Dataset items
## START
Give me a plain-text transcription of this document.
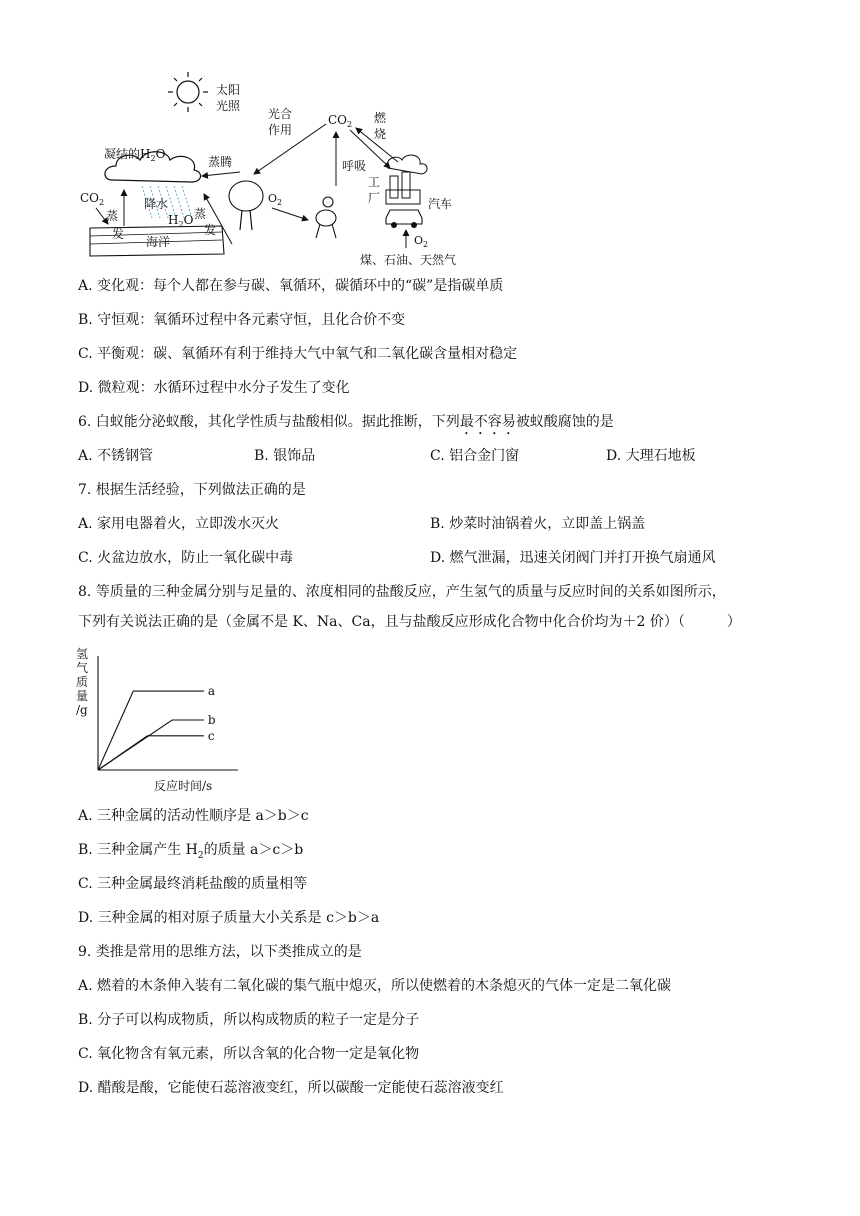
太阳
光照
光合
作用
$CO_2$ 燃
烧
呼吸
凝结的$H_2O$
蒸腾
降水
$H_2O$
$CO_2$
蒸
发
蒸
发
海洋
$O_2$
工
厂	汽车
$O_2$
煤、石油、天然气
A. 变化观：每个人都在参与碳、氧循环，碳循环中的“碳”是指碳单质
B. 守恒观：氧循环过程中各元素守恒，且化合价不变
C. 平衡观：碳、氧循环有利于维持大气中氧气和二氧化碳含量相对稳定
D. 微粒观：水循环过程中水分子发生了变化
6. 白蚁能分泌蚁酸，其化学性质与盐酸相似。据此推断，下列最不容易被蚁酸腐蚀的是
A. 不锈钢管	B. 银饰品	C. 铝合金门窗	D. 大理石地板
7. 根据生活经验，下列做法正确的是
A. 家用电器着火，立即泼水灭火	B. 炒菜时油锅着火，立即盖上锅盖
C. 火盆边放水，防止一氧化碳中毒	D. 燃气泄漏，迅速关闭阀门并打开换气扇通风
8. 等质量的三种金属分别与足量的、浓度相同的盐酸反应，产生氢气的质量与反应时间的关系如图所示，
下列有关说法正确的是（金属不是 K、Na、Ca，且与盐酸反应形成化合物中化合价均为＋2 价）（　　　）
氢
气
质
量
/g
反应时间/s
a
b
c
A. 三种金属的活动性顺序是 a＞b＞c
B. 三种金属产生 $H_2$的质量 a＞c＞b
C. 三种金属最终消耗盐酸的质量相等
D. 三种金属的相对原子质量大小关系是 c＞b＞a
9. 类推是常用的思维方法，以下类推成立的是
A. 燃着的木条伸入装有二氧化碳的集气瓶中熄灭，所以使燃着的木条熄灭的气体一定是二氧化碳
B. 分子可以构成物质，所以构成物质的粒子一定是分子
C. 氧化物含有氧元素，所以含氧的化合物一定是氧化物
D. 醋酸是酸，它能使石蕊溶液变红，所以碳酸一定能使石蕊溶液变红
## END
▶ **Set problem**
Restate the data above word for word. Do not include the images.

▶ **Response to the task**
Give me a plain-text transcription of this document.
太阳
光照
光合
作用
$CO_2$ 燃
烧
呼吸
凝结的$H_2O$
蒸腾
降水
$H_2O$
$CO_2$
蒸
发
蒸
发
海洋
$O_2$
工
厂	汽车
$O_2$
煤、石油、天然气
A. 变化观：每个人都在参与碳、氧循环，碳循环中的“碳”是指碳单质
B. 守恒观：氧循环过程中各元素守恒，且化合价不变
C. 平衡观：碳、氧循环有利于维持大气中氧气和二氧化碳含量相对稳定
D. 微粒观：水循环过程中水分子发生了变化
6. 白蚁能分泌蚁酸，其化学性质与盐酸相似。据此推断，下列最不容易被蚁酸腐蚀的是
A. 不锈钢管	B. 银饰品	C. 铝合金门窗	D. 大理石地板
7. 根据生活经验，下列做法正确的是
A. 家用电器着火，立即泼水灭火	B. 炒菜时油锅着火，立即盖上锅盖
C. 火盆边放水，防止一氧化碳中毒	D. 燃气泄漏，迅速关闭阀门并打开换气扇通风
8. 等质量的三种金属分别与足量的、浓度相同的盐酸反应，产生氢气的质量与反应时间的关系如图所示，
下列有关说法正确的是（金属不是 K、Na、Ca，且与盐酸反应形成化合物中化合价均为＋2 价）（　　　）
氢
气
质
量
/g
反应时间/s
a
b
c
A. 三种金属的活动性顺序是 a＞b＞c
B. 三种金属产生 $H_2$的质量 a＞c＞b
C. 三种金属最终消耗盐酸的质量相等
D. 三种金属的相对原子质量大小关系是 c＞b＞a
9. 类推是常用的思维方法，以下类推成立的是
A. 燃着的木条伸入装有二氧化碳的集气瓶中熄灭，所以使燃着的木条熄灭的气体一定是二氧化碳
B. 分子可以构成物质，所以构成物质的粒子一定是分子
C. 氧化物含有氧元素，所以含氧的化合物一定是氧化物
D. 醋酸是酸，它能使石蕊溶液变红，所以碳酸一定能使石蕊溶液变红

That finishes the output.